─── Data excerpts ───

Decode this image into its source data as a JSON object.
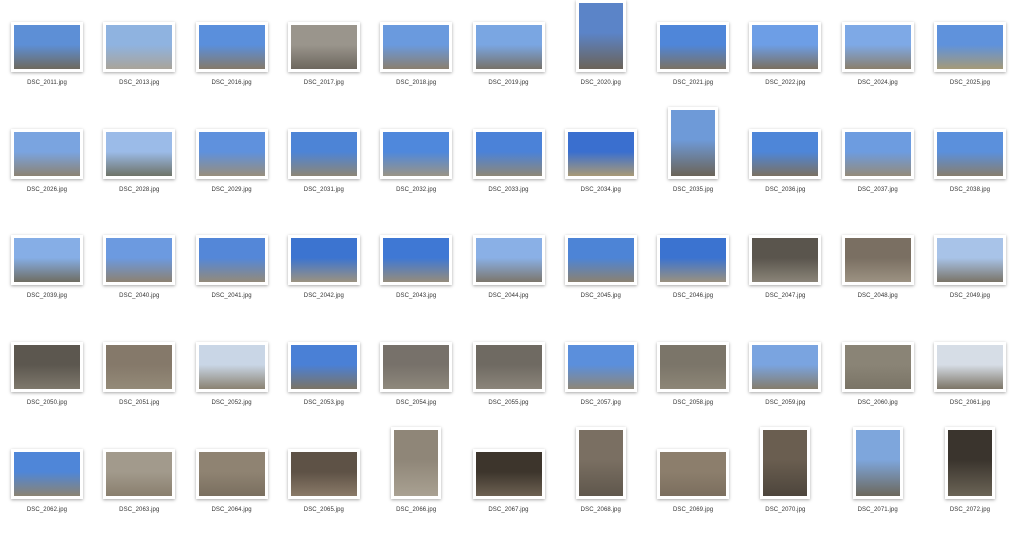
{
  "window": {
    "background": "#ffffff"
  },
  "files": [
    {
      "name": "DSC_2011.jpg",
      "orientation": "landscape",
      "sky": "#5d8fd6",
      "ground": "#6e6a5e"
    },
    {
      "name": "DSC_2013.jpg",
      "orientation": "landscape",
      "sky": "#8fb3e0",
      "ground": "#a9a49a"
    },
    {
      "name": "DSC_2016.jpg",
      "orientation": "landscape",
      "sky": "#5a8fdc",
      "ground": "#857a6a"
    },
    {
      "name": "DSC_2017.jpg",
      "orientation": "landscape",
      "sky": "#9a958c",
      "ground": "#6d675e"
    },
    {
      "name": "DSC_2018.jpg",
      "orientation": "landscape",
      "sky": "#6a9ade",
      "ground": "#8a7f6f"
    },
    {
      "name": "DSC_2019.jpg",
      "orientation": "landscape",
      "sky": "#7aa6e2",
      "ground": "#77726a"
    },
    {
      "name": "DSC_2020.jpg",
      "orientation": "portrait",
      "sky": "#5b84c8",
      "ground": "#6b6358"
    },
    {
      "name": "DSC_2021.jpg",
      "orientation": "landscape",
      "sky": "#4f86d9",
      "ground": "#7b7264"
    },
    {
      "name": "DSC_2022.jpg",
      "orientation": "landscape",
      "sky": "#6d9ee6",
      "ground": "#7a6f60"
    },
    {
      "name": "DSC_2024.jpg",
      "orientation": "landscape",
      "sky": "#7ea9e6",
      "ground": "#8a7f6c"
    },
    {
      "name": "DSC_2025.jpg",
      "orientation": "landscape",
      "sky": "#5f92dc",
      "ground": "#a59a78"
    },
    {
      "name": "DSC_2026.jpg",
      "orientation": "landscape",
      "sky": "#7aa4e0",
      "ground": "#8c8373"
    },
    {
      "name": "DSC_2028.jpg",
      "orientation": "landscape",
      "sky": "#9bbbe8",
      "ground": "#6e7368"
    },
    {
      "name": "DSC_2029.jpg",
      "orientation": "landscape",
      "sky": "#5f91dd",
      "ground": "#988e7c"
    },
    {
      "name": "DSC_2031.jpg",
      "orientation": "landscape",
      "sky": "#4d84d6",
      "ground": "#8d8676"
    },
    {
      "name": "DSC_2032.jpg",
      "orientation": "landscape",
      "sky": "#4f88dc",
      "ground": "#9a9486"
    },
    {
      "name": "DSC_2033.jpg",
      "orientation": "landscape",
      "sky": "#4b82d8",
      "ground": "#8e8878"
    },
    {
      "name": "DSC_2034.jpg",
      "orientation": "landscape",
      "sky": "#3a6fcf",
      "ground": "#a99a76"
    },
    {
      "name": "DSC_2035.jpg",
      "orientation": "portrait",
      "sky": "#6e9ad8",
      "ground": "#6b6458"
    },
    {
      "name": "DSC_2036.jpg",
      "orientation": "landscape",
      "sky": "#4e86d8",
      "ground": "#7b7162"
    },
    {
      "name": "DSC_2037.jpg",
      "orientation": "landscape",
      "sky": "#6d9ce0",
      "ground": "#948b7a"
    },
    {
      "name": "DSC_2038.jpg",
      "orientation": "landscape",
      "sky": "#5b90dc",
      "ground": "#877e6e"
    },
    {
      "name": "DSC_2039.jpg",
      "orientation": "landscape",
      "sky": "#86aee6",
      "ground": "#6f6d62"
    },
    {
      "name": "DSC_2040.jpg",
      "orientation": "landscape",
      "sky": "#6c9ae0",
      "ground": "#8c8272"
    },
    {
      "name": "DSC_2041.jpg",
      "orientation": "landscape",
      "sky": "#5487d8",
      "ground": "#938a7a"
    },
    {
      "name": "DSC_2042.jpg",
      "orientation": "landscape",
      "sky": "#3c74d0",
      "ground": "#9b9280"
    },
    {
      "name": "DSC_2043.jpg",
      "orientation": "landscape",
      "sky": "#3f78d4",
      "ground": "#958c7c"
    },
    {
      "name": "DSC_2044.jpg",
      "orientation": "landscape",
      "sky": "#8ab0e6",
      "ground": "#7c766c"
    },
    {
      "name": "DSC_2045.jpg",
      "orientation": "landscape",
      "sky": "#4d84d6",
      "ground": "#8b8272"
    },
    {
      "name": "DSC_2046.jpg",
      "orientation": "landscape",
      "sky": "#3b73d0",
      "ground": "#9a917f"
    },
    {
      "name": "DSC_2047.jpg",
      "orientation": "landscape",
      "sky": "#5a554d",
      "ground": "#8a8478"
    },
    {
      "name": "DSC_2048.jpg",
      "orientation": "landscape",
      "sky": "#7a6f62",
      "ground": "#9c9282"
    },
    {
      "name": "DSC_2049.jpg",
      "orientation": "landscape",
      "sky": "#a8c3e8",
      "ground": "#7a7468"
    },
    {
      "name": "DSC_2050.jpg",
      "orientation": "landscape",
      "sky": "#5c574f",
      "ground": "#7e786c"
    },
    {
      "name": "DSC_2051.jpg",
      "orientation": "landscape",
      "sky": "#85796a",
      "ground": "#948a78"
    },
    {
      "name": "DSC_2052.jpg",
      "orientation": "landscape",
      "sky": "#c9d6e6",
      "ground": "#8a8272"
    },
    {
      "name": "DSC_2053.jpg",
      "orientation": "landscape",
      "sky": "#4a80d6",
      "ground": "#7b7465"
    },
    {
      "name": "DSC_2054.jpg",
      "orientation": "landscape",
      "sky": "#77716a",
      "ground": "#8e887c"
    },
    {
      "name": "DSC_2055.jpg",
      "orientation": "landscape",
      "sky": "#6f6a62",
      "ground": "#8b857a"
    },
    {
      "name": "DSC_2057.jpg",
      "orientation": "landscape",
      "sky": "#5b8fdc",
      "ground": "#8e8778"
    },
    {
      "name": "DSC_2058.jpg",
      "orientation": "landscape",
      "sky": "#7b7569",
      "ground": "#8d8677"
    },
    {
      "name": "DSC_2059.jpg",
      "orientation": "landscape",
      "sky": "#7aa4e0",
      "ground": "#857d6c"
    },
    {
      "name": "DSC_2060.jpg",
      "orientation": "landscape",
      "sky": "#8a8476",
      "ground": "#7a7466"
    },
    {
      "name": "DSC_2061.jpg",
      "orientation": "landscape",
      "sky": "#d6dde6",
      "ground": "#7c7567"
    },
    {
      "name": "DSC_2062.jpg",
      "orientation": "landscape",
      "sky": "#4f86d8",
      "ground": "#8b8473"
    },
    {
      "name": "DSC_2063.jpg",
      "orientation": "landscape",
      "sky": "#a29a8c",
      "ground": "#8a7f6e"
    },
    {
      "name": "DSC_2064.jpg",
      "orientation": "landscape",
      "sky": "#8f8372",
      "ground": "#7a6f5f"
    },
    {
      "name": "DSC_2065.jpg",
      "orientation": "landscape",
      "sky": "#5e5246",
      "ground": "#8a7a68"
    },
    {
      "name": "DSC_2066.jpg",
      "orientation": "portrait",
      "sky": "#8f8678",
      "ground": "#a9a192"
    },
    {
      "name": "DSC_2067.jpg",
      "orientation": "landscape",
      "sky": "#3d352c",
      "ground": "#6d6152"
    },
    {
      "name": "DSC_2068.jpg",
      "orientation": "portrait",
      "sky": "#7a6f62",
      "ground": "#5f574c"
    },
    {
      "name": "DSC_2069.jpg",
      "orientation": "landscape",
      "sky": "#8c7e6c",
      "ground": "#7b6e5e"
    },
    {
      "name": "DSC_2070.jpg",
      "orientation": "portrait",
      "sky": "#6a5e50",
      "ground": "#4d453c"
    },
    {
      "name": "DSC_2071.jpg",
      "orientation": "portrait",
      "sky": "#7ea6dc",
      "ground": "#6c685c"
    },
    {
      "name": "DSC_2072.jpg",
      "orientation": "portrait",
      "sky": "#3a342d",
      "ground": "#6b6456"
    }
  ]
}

───
─── Data excerpts ───

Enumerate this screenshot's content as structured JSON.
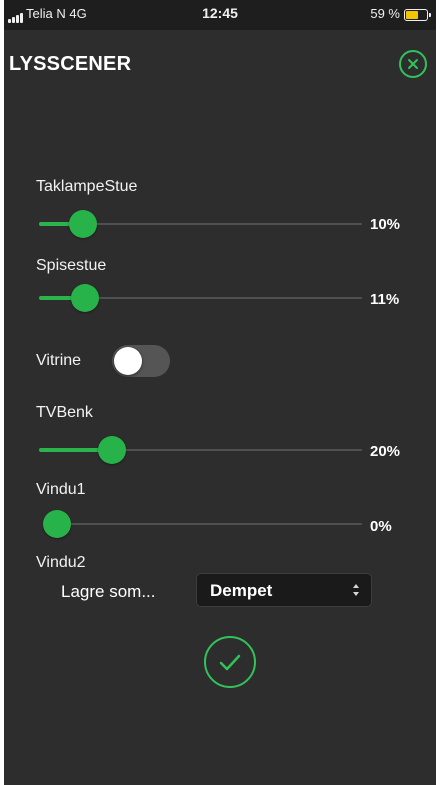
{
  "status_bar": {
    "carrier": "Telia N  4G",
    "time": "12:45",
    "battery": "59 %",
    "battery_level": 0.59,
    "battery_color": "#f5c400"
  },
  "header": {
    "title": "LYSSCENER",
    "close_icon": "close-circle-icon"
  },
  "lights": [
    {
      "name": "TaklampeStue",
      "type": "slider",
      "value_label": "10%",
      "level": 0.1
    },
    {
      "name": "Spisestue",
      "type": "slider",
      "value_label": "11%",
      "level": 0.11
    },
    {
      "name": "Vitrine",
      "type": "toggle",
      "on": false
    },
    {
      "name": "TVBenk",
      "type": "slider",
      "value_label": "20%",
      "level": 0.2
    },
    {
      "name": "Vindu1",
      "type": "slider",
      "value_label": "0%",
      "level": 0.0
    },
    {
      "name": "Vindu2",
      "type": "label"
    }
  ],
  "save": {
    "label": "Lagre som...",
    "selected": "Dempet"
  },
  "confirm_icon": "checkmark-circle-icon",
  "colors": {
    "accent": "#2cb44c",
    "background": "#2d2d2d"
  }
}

───

▶ **Written task**:
Find "JSON". Copy every line it occurs in.

▶ **Solution for this task**:
Decode this image into its source data as a JSON object.
Enumerate this screenshot's content as structured JSON.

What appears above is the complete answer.